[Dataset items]
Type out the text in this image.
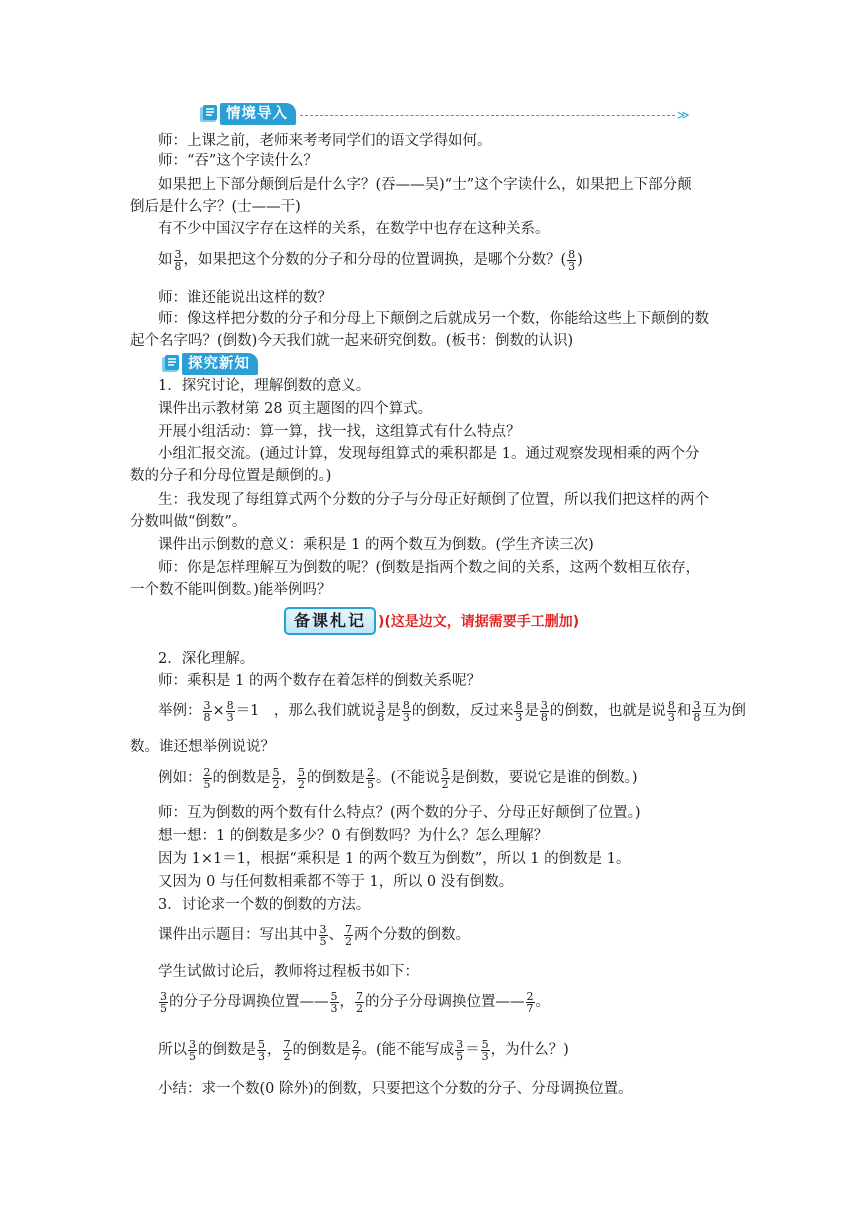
情境导入	≫
师：上课之前，老师来考考同学们的语文学得如何。
师：“吞”这个字读什么？
如果把上下部分颠倒后是什么字？(吞——吴)“士”这个字读什么，如果把上下部分颠
倒后是什么字？(士——干)
有不少中国汉字存在这样的关系，在数学中也存在这种关系。
如 $\frac{3}{8}$ ，如果把这个分数的分子和分母的位置调换，是哪个分数？( $\frac{8}{3}$ )
师：谁还能说出这样的数？
师：像这样把分数的分子和分母上下颠倒之后就成另一个数，你能给这些上下颠倒的数
起个名字吗？(倒数)今天我们就一起来研究倒数。(板书：倒数的认识)
探究新知
1．探究讨论，理解倒数的意义。
课件出示教材第 28 页主题图的四个算式。
开展小组活动：算一算，找一找，这组算式有什么特点？
小组汇报交流。(通过计算，发现每组算式的乘积都是 1。通过观察发现相乘的两个分
数的分子和分母位置是颠倒的。)
生：我发现了每组算式两个分数的分子与分母正好颠倒了位置，所以我们把这样的两个
分数叫做“倒数”。
课件出示倒数的意义：乘积是 1 的两个数互为倒数。(学生齐读三次)
师：你是怎样理解互为倒数的呢？(倒数是指两个数之间的关系，这两个数相互依存，
一个数不能叫倒数。)能举例吗？
备课札记 )(这是边文，请据需要手工删加)
2．深化理解。
师：乘积是 1 的两个数存在着怎样的倒数关系呢？
举例： $\frac{3}{8} \times \frac{8}{3} =1$　，那么我们就说 $\frac{3}{8}$ 是 $\frac{8}{3}$ 的倒数，反过来 $\frac{8}{3}$ 是 $\frac{3}{8}$ 的倒数，也就是说 $\frac{8}{3}$ 和 $\frac{3}{8}$ 互为倒
数。谁还想举例说说？
例如： $\frac{2}{5}$ 的倒数是 $\frac{5}{2}$ ， $\frac{5}{2}$ 的倒数是 $\frac{2}{5}$ 。(不能说 $\frac{5}{2}$ 是倒数，要说它是谁的倒数。)
师：互为倒数的两个数有什么特点？(两个数的分子、分母正好颠倒了位置。)
想一想：1 的倒数是多少？0 有倒数吗？为什么？怎么理解？
因为 1×1＝1，根据“乘积是 1 的两个数互为倒数”，所以 1 的倒数是 1。
又因为 0 与任何数相乘都不等于 1，所以 0 没有倒数。
3．讨论求一个数的倒数的方法。
课件出示题目：写出其中 $\frac{3}{5}$ 、 $\frac{7}{2}$ 两个分数的倒数。
学生试做讨论后，教师将过程板书如下：
$\frac{3}{5}$ 的分子分母调换位置—— $\frac{5}{3}$ ， $\frac{7}{2}$ 的分子分母调换位置—— $\frac{2}{7}$ 。
所以 $\frac{3}{5}$ 的倒数是 $\frac{5}{3}$ ， $\frac{7}{2}$ 的倒数是 $\frac{2}{7}$ 。(能不能写成 $\frac{3}{5} = \frac{5}{3}$ ，为什么？)
小结：求一个数(0 除外)的倒数，只要把这个分数的分子、分母调换位置。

◆ **Instructions for the task**: Reproduce each line exactly as it appears, omitting the pictures.

◆ **Exercise answer**:
Type out the text in this image.
情境导入	≫
师：上课之前，老师来考考同学们的语文学得如何。
师：“吞”这个字读什么？
如果把上下部分颠倒后是什么字？(吞——吴)“士”这个字读什么，如果把上下部分颠
倒后是什么字？(士——干)
有不少中国汉字存在这样的关系，在数学中也存在这种关系。
如 $\frac{3}{8}$ ，如果把这个分数的分子和分母的位置调换，是哪个分数？( $\frac{8}{3}$ )
师：谁还能说出这样的数？
师：像这样把分数的分子和分母上下颠倒之后就成另一个数，你能给这些上下颠倒的数
起个名字吗？(倒数)今天我们就一起来研究倒数。(板书：倒数的认识)
探究新知
1．探究讨论，理解倒数的意义。
课件出示教材第 28 页主题图的四个算式。
开展小组活动：算一算，找一找，这组算式有什么特点？
小组汇报交流。(通过计算，发现每组算式的乘积都是 1。通过观察发现相乘的两个分
数的分子和分母位置是颠倒的。)
生：我发现了每组算式两个分数的分子与分母正好颠倒了位置，所以我们把这样的两个
分数叫做“倒数”。
课件出示倒数的意义：乘积是 1 的两个数互为倒数。(学生齐读三次)
师：你是怎样理解互为倒数的呢？(倒数是指两个数之间的关系，这两个数相互依存，
一个数不能叫倒数。)能举例吗？
备课札记 )(这是边文，请据需要手工删加)
2．深化理解。
师：乘积是 1 的两个数存在着怎样的倒数关系呢？
举例： $\frac{3}{8} \times \frac{8}{3} =1$　，那么我们就说 $\frac{3}{8}$ 是 $\frac{8}{3}$ 的倒数，反过来 $\frac{8}{3}$ 是 $\frac{3}{8}$ 的倒数，也就是说 $\frac{8}{3}$ 和 $\frac{3}{8}$ 互为倒
数。谁还想举例说说？
例如： $\frac{2}{5}$ 的倒数是 $\frac{5}{2}$ ， $\frac{5}{2}$ 的倒数是 $\frac{2}{5}$ 。(不能说 $\frac{5}{2}$ 是倒数，要说它是谁的倒数。)
师：互为倒数的两个数有什么特点？(两个数的分子、分母正好颠倒了位置。)
想一想：1 的倒数是多少？0 有倒数吗？为什么？怎么理解？
因为 1×1＝1，根据“乘积是 1 的两个数互为倒数”，所以 1 的倒数是 1。
又因为 0 与任何数相乘都不等于 1，所以 0 没有倒数。
3．讨论求一个数的倒数的方法。
课件出示题目：写出其中 $\frac{3}{5}$ 、 $\frac{7}{2}$ 两个分数的倒数。
学生试做讨论后，教师将过程板书如下：
$\frac{3}{5}$ 的分子分母调换位置—— $\frac{5}{3}$ ， $\frac{7}{2}$ 的分子分母调换位置—— $\frac{2}{7}$ 。
所以 $\frac{3}{5}$ 的倒数是 $\frac{5}{3}$ ， $\frac{7}{2}$ 的倒数是 $\frac{2}{7}$ 。(能不能写成 $\frac{3}{5} = \frac{5}{3}$ ，为什么？)
小结：求一个数(0 除外)的倒数，只要把这个分数的分子、分母调换位置。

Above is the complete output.